* THE TASK *
Pick out each line containing the string "this".
-- BEGIN EXTRACTED ENTRIES --
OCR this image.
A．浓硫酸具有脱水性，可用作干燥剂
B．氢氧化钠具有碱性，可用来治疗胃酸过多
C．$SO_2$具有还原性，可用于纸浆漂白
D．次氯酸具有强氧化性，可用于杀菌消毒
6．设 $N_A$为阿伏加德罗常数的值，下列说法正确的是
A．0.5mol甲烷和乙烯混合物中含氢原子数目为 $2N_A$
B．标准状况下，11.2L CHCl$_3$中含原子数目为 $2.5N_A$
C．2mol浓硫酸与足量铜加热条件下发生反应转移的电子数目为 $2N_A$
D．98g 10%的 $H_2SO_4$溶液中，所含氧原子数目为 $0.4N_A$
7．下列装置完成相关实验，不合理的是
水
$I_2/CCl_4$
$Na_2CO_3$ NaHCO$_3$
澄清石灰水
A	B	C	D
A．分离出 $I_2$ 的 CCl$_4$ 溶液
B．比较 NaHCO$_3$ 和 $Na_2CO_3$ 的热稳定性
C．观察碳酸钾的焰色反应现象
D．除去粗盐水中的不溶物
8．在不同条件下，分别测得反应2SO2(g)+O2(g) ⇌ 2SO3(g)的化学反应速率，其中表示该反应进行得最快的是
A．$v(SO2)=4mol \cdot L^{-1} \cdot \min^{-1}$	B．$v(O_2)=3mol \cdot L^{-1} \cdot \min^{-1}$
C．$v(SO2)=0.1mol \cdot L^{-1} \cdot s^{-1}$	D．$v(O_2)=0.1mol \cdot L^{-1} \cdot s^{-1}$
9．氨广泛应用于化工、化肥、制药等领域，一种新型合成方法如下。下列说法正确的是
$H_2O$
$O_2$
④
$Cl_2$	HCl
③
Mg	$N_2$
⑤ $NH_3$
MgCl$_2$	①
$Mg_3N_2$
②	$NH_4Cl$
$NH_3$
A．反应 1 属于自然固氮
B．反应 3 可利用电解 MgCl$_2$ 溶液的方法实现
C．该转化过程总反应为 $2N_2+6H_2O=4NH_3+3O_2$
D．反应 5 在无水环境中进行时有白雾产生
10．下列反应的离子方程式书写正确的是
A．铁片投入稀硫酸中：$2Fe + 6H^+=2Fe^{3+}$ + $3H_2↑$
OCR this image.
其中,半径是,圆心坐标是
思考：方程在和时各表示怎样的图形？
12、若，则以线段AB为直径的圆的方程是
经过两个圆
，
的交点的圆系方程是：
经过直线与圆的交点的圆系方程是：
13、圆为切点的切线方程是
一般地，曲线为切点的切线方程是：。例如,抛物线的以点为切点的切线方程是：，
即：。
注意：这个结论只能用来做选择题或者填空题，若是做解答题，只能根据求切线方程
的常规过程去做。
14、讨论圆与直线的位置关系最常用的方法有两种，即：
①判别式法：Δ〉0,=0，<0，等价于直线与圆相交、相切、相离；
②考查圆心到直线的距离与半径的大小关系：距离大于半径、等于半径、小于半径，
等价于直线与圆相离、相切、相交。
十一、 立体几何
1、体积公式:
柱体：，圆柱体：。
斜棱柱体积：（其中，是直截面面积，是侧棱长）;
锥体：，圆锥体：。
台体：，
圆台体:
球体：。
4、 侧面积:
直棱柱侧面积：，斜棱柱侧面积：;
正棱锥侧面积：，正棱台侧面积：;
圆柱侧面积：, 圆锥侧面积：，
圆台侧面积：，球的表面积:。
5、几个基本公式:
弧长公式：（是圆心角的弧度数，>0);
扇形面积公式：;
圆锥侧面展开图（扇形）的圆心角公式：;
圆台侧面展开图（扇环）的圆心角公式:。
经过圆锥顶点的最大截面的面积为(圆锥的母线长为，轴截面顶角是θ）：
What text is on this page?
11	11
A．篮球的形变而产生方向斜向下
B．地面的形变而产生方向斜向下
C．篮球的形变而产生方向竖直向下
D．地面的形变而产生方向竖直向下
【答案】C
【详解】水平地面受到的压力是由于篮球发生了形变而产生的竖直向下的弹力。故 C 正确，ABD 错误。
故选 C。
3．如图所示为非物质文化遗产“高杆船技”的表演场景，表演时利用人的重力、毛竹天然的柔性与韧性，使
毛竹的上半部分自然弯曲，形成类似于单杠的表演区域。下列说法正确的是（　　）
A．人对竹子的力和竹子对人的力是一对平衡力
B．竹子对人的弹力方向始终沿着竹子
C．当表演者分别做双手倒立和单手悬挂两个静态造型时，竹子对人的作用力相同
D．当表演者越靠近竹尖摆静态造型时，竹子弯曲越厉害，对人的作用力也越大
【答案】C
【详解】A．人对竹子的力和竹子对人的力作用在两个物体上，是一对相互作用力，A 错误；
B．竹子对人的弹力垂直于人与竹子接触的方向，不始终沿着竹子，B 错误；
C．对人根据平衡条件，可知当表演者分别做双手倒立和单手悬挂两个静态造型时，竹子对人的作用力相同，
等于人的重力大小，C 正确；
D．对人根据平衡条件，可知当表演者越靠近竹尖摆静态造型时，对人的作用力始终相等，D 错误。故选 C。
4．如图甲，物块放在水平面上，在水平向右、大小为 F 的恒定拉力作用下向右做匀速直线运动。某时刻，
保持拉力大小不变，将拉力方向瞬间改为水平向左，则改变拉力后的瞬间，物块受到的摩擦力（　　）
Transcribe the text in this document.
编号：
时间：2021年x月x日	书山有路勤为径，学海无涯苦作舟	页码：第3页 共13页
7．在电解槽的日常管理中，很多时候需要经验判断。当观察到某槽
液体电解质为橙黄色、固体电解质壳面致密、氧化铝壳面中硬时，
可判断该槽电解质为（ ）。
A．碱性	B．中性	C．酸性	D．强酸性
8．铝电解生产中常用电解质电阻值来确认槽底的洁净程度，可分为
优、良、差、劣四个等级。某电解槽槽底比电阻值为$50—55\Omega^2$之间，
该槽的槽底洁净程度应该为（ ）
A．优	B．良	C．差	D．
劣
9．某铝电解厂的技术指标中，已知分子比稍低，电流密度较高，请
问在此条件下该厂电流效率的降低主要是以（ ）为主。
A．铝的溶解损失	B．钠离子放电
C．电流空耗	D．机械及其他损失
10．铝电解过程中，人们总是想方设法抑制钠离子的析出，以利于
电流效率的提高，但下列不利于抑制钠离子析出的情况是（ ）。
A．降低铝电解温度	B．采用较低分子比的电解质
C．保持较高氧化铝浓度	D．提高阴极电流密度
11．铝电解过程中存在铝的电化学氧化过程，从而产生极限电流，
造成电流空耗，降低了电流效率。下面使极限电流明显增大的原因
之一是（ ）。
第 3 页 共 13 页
-- END EXTRACTED ENTRIES --
* FINISHED ANSWER *
OCR this image.
OCR this image.
What text is on this page?
Transcribe the text in this document.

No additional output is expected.